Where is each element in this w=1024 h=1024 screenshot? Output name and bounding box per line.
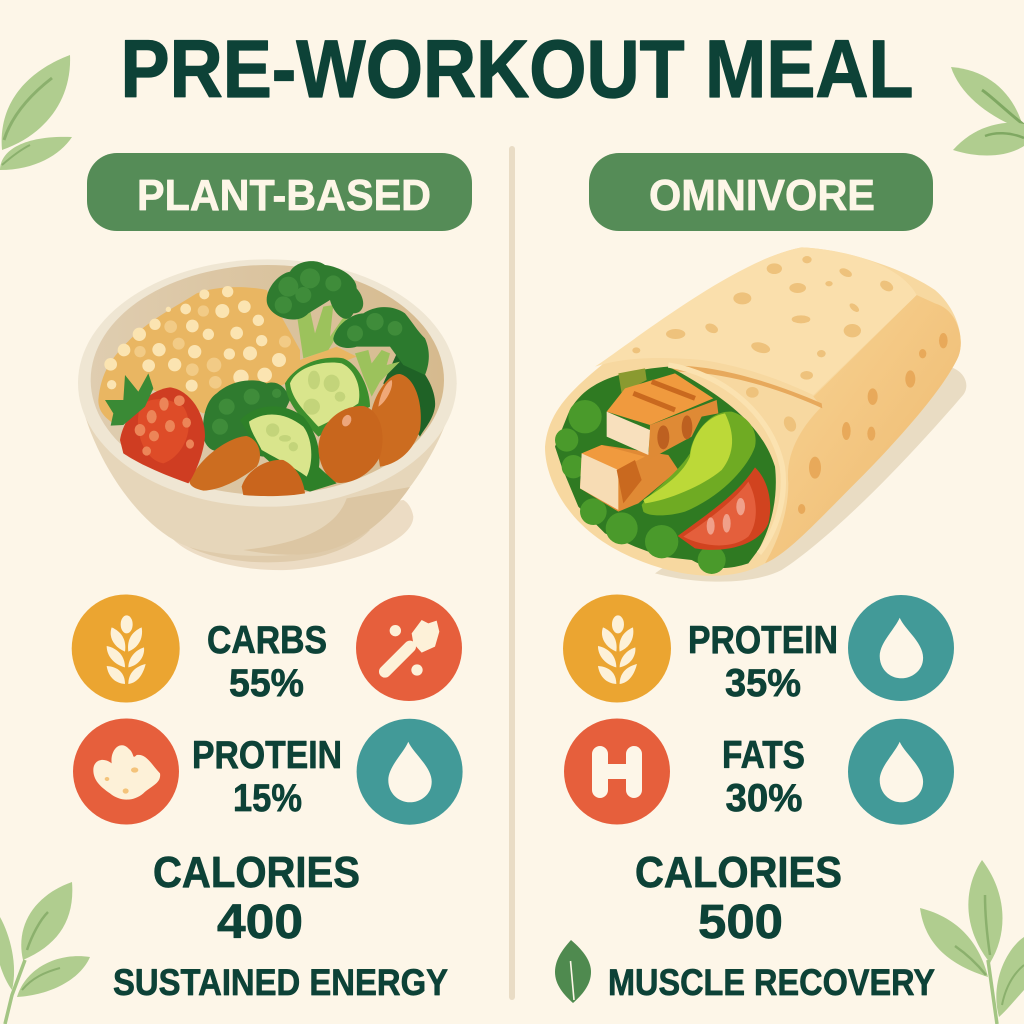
stat: carbs 55%: CARBS: [207, 619, 327, 662]
stat icon: water drop: [357, 719, 463, 825]
stat icon: protein food: [73, 718, 179, 824]
heading pill: plant-based: [87, 153, 472, 231]
illustration: chicken avocado wrap: [545, 247, 966, 582]
decoration: top-left leaves: [0, 55, 72, 170]
stat: fats 30%: FATS: [722, 734, 805, 777]
calories: 500: CALORIES: [635, 848, 842, 897]
calories: 400: [153, 848, 360, 949]
stat icon: H letter: [564, 718, 670, 824]
heading pill: plant-based: PLANT-BASED: [137, 171, 431, 220]
calories: 500: 500: [698, 896, 783, 949]
stat: fats 30%: [722, 734, 805, 820]
benefit: sustained energy: SUSTAINED ENERGY: [113, 962, 448, 1003]
title: PRE-WORKOUT MEAL: [120, 24, 914, 115]
vertical divider: [509, 146, 515, 1000]
stat: fats 30%: 30%: [726, 777, 802, 820]
calories: 500: [635, 848, 842, 949]
calories: 400: 400: [217, 896, 303, 949]
stat icon: tool: [356, 595, 462, 701]
stat: protein 35%: PROTEIN: [688, 619, 838, 662]
stat icon: wheat: [563, 594, 671, 702]
stat: carbs 55%: 55%: [229, 662, 304, 705]
calories: 400: CALORIES: [153, 848, 360, 897]
decoration: top-right leaves: [951, 67, 1024, 156]
stat icon: water drop: [848, 595, 954, 701]
panel: plant-based: [72, 153, 472, 1003]
benefit: muscle recovery: MUSCLE RECOVERY: [608, 962, 935, 1003]
stat: carbs 55%: [207, 619, 327, 705]
heading pill: omnivore: [589, 153, 933, 231]
stat icon: water drop: [848, 719, 954, 825]
stat: protein 35%: [688, 619, 838, 705]
illustration: grain and vegetable bowl: [78, 259, 457, 570]
stat: protein 15%: PROTEIN: [192, 734, 342, 777]
stat: protein 15%: [192, 734, 342, 820]
stat: protein 15%: 15%: [233, 777, 302, 820]
decoration: bottom-right leaves: [920, 860, 1024, 1024]
icon: leaf: [555, 940, 591, 1003]
stat: protein 35%: 35%: [725, 662, 801, 705]
stat icon: wheat carbs: [72, 594, 180, 702]
heading pill: omnivore: OMNIVORE: [649, 171, 875, 220]
decoration: bottom-left leaves: [0, 882, 90, 1024]
panel: omnivore: [545, 153, 966, 1003]
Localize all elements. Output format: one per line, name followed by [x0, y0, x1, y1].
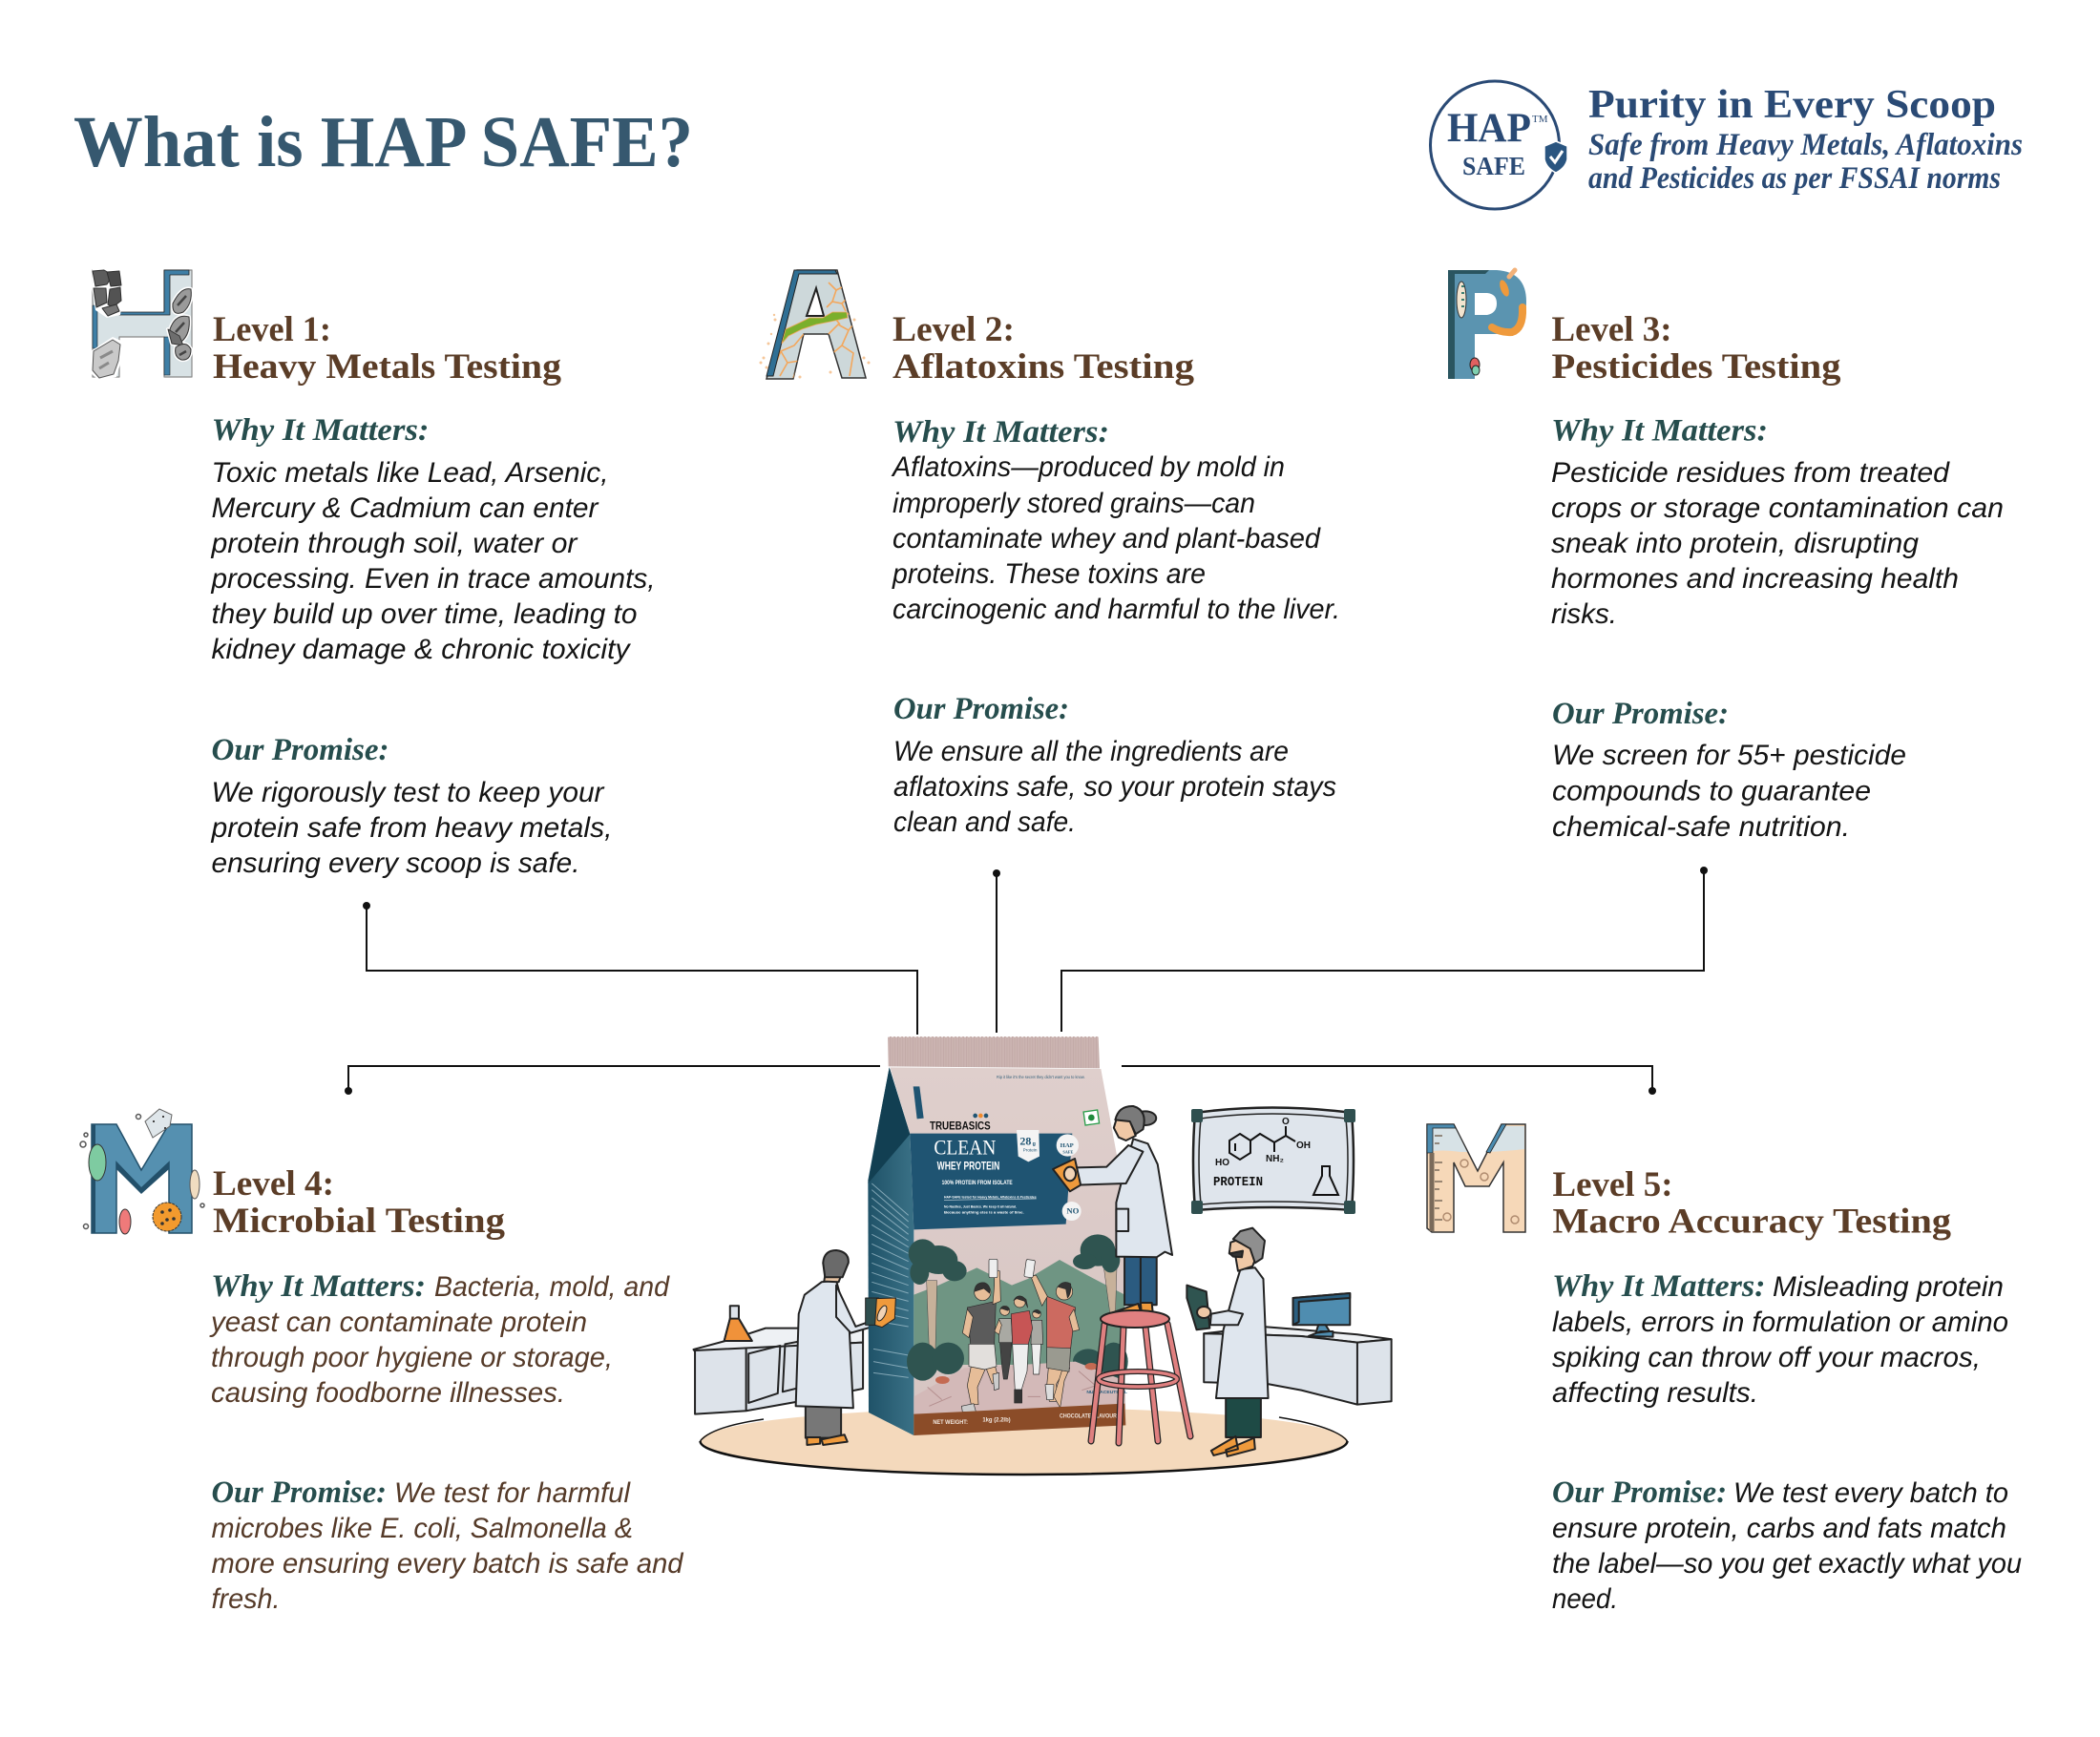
bag label text: Rip it like it's the secret they didn't want you to know. [997, 1075, 1085, 1079]
bag label text: WHEY PROTEIN [937, 1160, 999, 1173]
text: level 1 our promise: protein safe from heavy metals, [210, 812, 613, 844]
bag front face [890, 1067, 1125, 1435]
bag label text: Because anything else is a waste of time. [944, 1209, 1024, 1214]
bag label text: NO [1066, 1205, 1080, 1215]
text: level 4 why it matters: Bacteria, mold, and [434, 1271, 670, 1303]
text: level 3 why it matters: risks. [1551, 598, 1617, 630]
whiteboard: PROTEIN [1213, 1175, 1263, 1190]
brown weight bar [914, 1390, 1127, 1435]
bag crimp top [888, 1036, 1100, 1068]
title: What is HAP SAFE? [74, 102, 693, 182]
text: level 3 our promise: chemical-safe nutrition. [1552, 811, 1850, 843]
tagline: Safe from Heavy Metals, Aflatoxins [1588, 128, 2023, 162]
text: level 2 why it matters: improperly stored grains—can [892, 488, 1255, 519]
logo: HAP SAFE badge: TM [1532, 114, 1548, 125]
text: level 1 our promise: ensuring every scoop is safe. [212, 848, 580, 879]
text: level 4 why it matters: causing foodborne illnesses. [211, 1377, 565, 1409]
product bag [868, 1036, 1128, 1435]
bag label text: No Nasties, Just Basics. We keep it all natural. [944, 1203, 1017, 1208]
text: level 3 our promise [1552, 697, 1906, 843]
text: level 3 why it matters [1551, 414, 2004, 630]
bag label text: CLEAN [934, 1135, 996, 1159]
tagline: Purity in Every Scoop [1588, 83, 1996, 127]
tagline [1588, 83, 2023, 196]
illustration: mountains and trees [907, 1234, 1128, 1414]
right lab bench and monitor [1204, 1293, 1392, 1405]
orange flask [724, 1306, 752, 1341]
text: level 5 our promise: We test every batch to [1733, 1477, 2008, 1509]
text: level 4 our promise: microbes like E. coli, Salmonella & [212, 1513, 633, 1544]
text: level 3 our promise: We screen for 55+ pesticide [1552, 740, 1906, 771]
heading: level 5: Level 5: [1552, 1165, 1672, 1204]
text: level 2 our promise [893, 692, 1336, 838]
whiteboard [1191, 1107, 1355, 1214]
logo: HAP SAFE badge: SAFE [1462, 152, 1525, 180]
text: level 4 our promise [212, 1475, 684, 1615]
tab [914, 1086, 924, 1119]
text: level 5 our promise [1552, 1475, 2022, 1615]
text: level 1 why it matters: processing. Even in trace amounts, [211, 563, 655, 595]
text: level 5 why it matters: Why It Matters: [1552, 1269, 1766, 1304]
heading: level 3: Level 3: [1552, 310, 1672, 349]
brown weight bar: NET WEIGHT: [933, 1419, 968, 1426]
central lab scene [694, 1036, 1392, 1475]
text: level 3 why it matters: crops or storage contamination can [1551, 492, 2004, 524]
text: level 2 why it matters: Why It Matters: [892, 415, 1109, 450]
text: level 2 why it matters [891, 415, 1340, 625]
heading: level 1: Heavy Metals Testing [213, 347, 562, 387]
text: level 3 why it matters: hormones and increasing health [1551, 563, 1959, 595]
bag label text [930, 1075, 1100, 1221]
text: level 5 why it matters: spiking can throw off your macros, [1552, 1342, 1981, 1373]
tagline: and Pesticides as per FSSAI norms [1588, 161, 2001, 196]
text: level 5 why it matters: Misleading protein [1773, 1271, 2004, 1303]
icon: letter M with microbes [80, 1109, 204, 1234]
back right runner [1031, 1309, 1043, 1374]
text: level 3 our promise: Our Promise: [1552, 697, 1729, 731]
left lab bench [694, 1329, 863, 1414]
right runner [1024, 1259, 1080, 1408]
text: level 1 why it matters: Mercury & Cadmium can enter [212, 492, 598, 524]
heading: level 2 [892, 310, 1195, 387]
text: level 2 our promise: We ensure all the ingredients are [893, 736, 1289, 767]
text: level 1 why it matters: protein through soil, water or [210, 528, 578, 559]
text: level 4 why it matters: Why It Matters: [211, 1269, 426, 1304]
text: level 1 our promise: We rigorously test to keep your [212, 777, 605, 808]
text: level 2 why it matters: Aflatoxins—produced by mold in [891, 451, 1285, 483]
heading: level 2: Level 2: [892, 310, 1015, 349]
text: level 1 our promise [210, 733, 613, 879]
text: level 3 why it matters: sneak into protein, disrupting [1551, 528, 1919, 559]
text: level 2 our promise: Our Promise: [893, 692, 1069, 726]
text: level 5 why it matters: labels, errors in formulation or amino [1552, 1307, 2008, 1338]
bag label text: 28 [1019, 1134, 1031, 1147]
brown weight bar: 1kg (2.2lb) [982, 1417, 1011, 1424]
right scientist [1186, 1228, 1269, 1456]
whiteboard: HO [1215, 1158, 1229, 1168]
text: level 1 why it matters: Why It Matters: [212, 413, 430, 448]
text: level 5 our promise: need. [1552, 1583, 1618, 1615]
heading: level 1 [213, 310, 562, 387]
text: level 5 why it matters: affecting results. [1552, 1377, 1758, 1409]
text: level 4 our promise: We test for harmful [394, 1477, 631, 1509]
connector lines [345, 867, 1708, 1095]
heading: level 3: Pesticides Testing [1552, 347, 1841, 387]
heading: level 4: Level 4: [213, 1164, 334, 1203]
left scientist [796, 1250, 878, 1445]
heading: level 5 [1552, 1165, 1952, 1241]
logo: HAP SAFE badge: HAP [1447, 106, 1531, 151]
text: level 3 why it matters: Why It Matters: [1551, 414, 1768, 449]
centre runner [1011, 1296, 1033, 1403]
text: level 1 why it matters: kidney damage & chronic toxicity [212, 634, 632, 665]
text: level 1 our promise: Our Promise: [212, 733, 389, 767]
back left runner [995, 1306, 1013, 1379]
bag label text: g [1033, 1141, 1036, 1147]
bag label text: Protein [1023, 1148, 1038, 1153]
whiteboard: OH [1296, 1141, 1311, 1151]
whiteboard: NH₂ [1266, 1154, 1284, 1164]
heading: level 4: Microbial Testing [213, 1202, 506, 1241]
logo: HAP SAFE badge [1430, 81, 1567, 209]
blue label panel [910, 1134, 1072, 1229]
brown weight bar: NUTRACEUTICAL [1086, 1390, 1127, 1395]
illustration: runners [961, 1259, 1080, 1413]
bag label text: TRUEBASICS [930, 1119, 991, 1132]
icon: letter A with mold [760, 270, 871, 379]
heading: level 2: Aflatoxins Testing [892, 347, 1195, 387]
left runner [961, 1259, 1000, 1413]
icon: letter M with macro ruler [1427, 1124, 1525, 1232]
text: level 1 why it matters: they build up over time, leading to [212, 598, 638, 630]
text: level 5 why it matters [1552, 1269, 2008, 1409]
bag side panel [868, 1067, 914, 1435]
text: level 5 our promise: Our Promise: [1552, 1475, 1727, 1510]
text: level 5 our promise: ensure protein, carbs and fats match [1552, 1513, 2006, 1544]
text: level 2 why it matters: carcinogenic and harmful to the liver. [892, 594, 1340, 625]
icon: letter P with pests [1448, 270, 1526, 379]
bag label text: SAFE [1062, 1150, 1074, 1155]
bag label text: HAP [1060, 1142, 1074, 1149]
pink stool [1091, 1310, 1190, 1443]
heading: level 3 [1552, 310, 1841, 387]
text: level 2 our promise: clean and safe. [893, 806, 1076, 838]
text: level 3 our promise: compounds to guarantee [1552, 775, 1871, 807]
text: level 4 why it matters [209, 1269, 670, 1409]
bag label text: 100% PROTEIN FROM ISOLATE [942, 1180, 1013, 1186]
text: level 1 why it matters [210, 413, 655, 665]
text: level 3 why it matters: Pesticide residues from treated [1551, 457, 1950, 489]
text: level 2 our promise: aflatoxins safe, so your protein stays [893, 771, 1336, 803]
left sponge [866, 1298, 895, 1328]
text: level 4 why it matters: through poor hygiene or storage, [211, 1342, 613, 1373]
text: level 4 our promise: more ensuring every batch is safe and [212, 1548, 684, 1580]
text: level 1 why it matters: Toxic metals like Lead, Arsenic, [212, 457, 609, 489]
ground ellipse [701, 1408, 1348, 1475]
bag label text: HAP-SAFE tested for Heavy Metals, Aflatoxins & Pesticides [944, 1195, 1037, 1200]
heading: level 1: Level 1: [213, 310, 331, 349]
text: level 5 our promise: the label—so you get exactly what you [1552, 1548, 2022, 1580]
text: level 4 our promise: fresh. [212, 1583, 281, 1615]
icon: letter H with metals [90, 269, 192, 381]
brown weight bar: CHOCOLATE FLAVOUR [1060, 1413, 1117, 1420]
heading: level 4 [213, 1164, 506, 1241]
scientist on stool [1053, 1106, 1172, 1319]
whiteboard: O [1282, 1117, 1290, 1127]
text: level 4 why it matters: yeast can contaminate protein [209, 1307, 587, 1338]
heading: level 5: Macro Accuracy Testing [1552, 1203, 1952, 1241]
text: level 2 why it matters: proteins. These toxins are [892, 558, 1206, 590]
text: level 4 our promise: Our Promise: [212, 1475, 387, 1510]
text: level 2 why it matters: contaminate whey and plant-based [892, 523, 1321, 555]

···

Looking through the records, copy out every line in which the word "logo" is found.

Answer area:
logo: HAP SAFE badge: TM [1532, 114, 1548, 125]
logo: HAP SAFE badge: SAFE [1462, 152, 1525, 180]
logo: HAP SAFE badge: HAP [1447, 106, 1531, 151]
logo: HAP SAFE badge [1430, 81, 1567, 209]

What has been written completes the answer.